**Was zu tun ist:** Gib die Zeilen der Einträge als JSON-Liste von Zeichenketten aus, je Zeile eine, und lass dabei Leerzeilen weg. Beginne am Anfang der Einträge, höre nach der Zeile mit „station-dot <box>491 453 503 465</box>“ auf und nimm nur diese Zeilen.

**Verfügbare Daten:**
━━━

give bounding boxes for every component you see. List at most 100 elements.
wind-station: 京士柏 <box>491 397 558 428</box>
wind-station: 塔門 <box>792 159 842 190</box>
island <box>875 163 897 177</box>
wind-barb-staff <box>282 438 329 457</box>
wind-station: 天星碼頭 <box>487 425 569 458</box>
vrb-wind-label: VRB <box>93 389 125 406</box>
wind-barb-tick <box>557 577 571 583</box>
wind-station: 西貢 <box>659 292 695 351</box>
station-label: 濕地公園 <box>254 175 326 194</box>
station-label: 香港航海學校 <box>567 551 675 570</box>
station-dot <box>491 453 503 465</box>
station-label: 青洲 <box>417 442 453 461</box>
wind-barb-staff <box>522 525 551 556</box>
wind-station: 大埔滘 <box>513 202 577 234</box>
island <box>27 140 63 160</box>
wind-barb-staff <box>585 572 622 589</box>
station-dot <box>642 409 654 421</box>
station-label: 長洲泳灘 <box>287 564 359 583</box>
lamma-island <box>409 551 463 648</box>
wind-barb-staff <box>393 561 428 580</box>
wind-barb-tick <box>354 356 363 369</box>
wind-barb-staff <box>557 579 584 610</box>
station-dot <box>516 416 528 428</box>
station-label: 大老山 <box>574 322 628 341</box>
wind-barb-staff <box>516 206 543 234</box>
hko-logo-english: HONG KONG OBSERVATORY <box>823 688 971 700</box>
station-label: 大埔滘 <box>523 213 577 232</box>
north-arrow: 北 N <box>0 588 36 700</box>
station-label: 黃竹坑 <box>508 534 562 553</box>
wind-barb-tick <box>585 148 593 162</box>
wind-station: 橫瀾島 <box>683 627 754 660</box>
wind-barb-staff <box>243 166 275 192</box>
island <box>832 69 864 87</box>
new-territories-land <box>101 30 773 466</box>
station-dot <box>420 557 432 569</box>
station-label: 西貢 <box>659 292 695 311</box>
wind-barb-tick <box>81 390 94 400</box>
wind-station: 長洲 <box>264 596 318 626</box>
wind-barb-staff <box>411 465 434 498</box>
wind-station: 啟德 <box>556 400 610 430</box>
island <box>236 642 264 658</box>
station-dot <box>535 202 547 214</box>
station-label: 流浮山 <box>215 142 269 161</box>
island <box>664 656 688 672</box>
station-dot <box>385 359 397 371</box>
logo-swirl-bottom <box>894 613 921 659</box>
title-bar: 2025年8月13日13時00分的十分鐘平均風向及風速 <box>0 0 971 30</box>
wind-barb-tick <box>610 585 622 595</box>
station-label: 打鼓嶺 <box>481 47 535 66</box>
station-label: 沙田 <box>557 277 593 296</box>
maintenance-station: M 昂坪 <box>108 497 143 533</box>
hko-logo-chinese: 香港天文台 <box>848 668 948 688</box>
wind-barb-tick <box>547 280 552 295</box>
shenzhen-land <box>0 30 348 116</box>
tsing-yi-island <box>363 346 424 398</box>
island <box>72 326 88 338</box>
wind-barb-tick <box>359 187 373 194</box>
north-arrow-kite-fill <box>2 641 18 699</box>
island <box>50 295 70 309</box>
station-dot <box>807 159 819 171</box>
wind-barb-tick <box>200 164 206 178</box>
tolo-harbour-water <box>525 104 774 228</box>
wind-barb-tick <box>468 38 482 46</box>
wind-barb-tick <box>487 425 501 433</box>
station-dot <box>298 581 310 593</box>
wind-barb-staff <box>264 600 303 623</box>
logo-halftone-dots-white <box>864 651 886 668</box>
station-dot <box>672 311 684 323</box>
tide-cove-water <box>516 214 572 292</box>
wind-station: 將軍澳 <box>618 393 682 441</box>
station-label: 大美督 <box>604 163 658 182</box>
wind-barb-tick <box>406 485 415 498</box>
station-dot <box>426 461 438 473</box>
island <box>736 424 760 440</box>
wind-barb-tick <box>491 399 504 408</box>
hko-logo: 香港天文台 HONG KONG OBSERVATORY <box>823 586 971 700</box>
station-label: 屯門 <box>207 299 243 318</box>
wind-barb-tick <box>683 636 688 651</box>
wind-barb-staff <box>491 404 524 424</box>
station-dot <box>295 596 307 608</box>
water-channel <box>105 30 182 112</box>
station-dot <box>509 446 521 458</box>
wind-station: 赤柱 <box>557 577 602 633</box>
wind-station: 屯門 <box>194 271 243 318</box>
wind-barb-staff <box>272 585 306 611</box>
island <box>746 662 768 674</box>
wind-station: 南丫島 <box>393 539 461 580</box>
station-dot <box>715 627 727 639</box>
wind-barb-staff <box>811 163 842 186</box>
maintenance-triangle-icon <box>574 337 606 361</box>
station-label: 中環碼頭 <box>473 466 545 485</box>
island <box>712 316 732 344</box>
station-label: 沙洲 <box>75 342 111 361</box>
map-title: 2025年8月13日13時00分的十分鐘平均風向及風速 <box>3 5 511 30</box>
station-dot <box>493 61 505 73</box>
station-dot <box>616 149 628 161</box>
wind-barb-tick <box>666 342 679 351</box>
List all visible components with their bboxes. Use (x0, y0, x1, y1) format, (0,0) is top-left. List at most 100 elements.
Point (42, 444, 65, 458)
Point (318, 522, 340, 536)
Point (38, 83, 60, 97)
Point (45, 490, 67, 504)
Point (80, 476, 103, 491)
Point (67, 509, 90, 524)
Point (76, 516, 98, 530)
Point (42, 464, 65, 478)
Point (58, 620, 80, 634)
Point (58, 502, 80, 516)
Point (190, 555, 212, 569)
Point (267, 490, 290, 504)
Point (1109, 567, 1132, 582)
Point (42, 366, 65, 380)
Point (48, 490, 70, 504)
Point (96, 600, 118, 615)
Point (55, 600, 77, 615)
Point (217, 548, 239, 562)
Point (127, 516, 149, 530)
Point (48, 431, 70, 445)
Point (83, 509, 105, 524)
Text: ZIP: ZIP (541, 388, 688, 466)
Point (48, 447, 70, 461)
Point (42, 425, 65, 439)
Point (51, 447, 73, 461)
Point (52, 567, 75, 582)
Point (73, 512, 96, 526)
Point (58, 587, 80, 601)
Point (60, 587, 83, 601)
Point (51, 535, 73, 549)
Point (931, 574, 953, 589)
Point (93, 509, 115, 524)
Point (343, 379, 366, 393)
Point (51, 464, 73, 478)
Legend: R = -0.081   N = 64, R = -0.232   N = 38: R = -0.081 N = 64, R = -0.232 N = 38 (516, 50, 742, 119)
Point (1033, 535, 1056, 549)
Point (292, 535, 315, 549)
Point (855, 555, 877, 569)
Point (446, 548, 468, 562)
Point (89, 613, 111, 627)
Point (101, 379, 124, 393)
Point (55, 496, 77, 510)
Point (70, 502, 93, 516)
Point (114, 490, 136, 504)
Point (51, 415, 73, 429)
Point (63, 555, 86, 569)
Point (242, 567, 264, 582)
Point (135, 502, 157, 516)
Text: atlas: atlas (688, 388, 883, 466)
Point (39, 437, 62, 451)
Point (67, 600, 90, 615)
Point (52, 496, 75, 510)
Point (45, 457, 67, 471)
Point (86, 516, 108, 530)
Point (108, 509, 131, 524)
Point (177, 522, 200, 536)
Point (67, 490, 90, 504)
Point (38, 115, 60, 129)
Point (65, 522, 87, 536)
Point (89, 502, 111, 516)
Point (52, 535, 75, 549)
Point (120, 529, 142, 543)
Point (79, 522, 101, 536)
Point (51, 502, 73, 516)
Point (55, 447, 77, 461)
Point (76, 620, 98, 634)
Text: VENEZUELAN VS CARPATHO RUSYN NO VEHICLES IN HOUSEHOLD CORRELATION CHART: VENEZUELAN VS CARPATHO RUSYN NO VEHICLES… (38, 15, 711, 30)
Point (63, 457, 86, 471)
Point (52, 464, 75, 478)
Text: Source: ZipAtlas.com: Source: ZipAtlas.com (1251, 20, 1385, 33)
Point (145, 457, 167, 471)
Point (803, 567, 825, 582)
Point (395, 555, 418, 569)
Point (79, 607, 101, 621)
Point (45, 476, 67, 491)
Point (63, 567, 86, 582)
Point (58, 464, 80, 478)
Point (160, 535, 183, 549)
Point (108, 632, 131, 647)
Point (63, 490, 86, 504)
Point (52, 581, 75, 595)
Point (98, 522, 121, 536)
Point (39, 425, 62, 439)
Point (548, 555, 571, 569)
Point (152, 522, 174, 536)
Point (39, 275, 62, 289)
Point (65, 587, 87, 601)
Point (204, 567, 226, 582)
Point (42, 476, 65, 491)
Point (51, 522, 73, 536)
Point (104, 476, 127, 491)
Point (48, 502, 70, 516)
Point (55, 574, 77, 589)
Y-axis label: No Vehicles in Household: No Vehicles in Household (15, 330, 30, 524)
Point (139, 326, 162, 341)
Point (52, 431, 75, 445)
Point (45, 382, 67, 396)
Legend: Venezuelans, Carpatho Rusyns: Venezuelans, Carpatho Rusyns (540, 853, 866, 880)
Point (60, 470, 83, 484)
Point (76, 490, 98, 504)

━━━

**Ergebnis:**
[
  "give bounding boxes for every component you see. List at most 100 elements.",
  "wind-station: 京士柏 <box>491 397 558 428</box>",
  "wind-station: 塔門 <box>792 159 842 190</box>",
  "island <box>875 163 897 177</box>",
  "wind-barb-staff <box>282 438 329 457</box>",
  "wind-station: 天星碼頭 <box>487 425 569 458</box>",
  "vrb-wind-label: VRB <box>93 389 125 406</box>",
  "wind-barb-tick <box>557 577 571 583</box>",
  "wind-station: 西貢 <box>659 292 695 351</box>",
  "station-label: 濕地公園 <box>254 175 326 194</box>",
  "station-label: 香港航海學校 <box>567 551 675 570</box>",
  "station-dot <box>491 453 503 465</box>"
]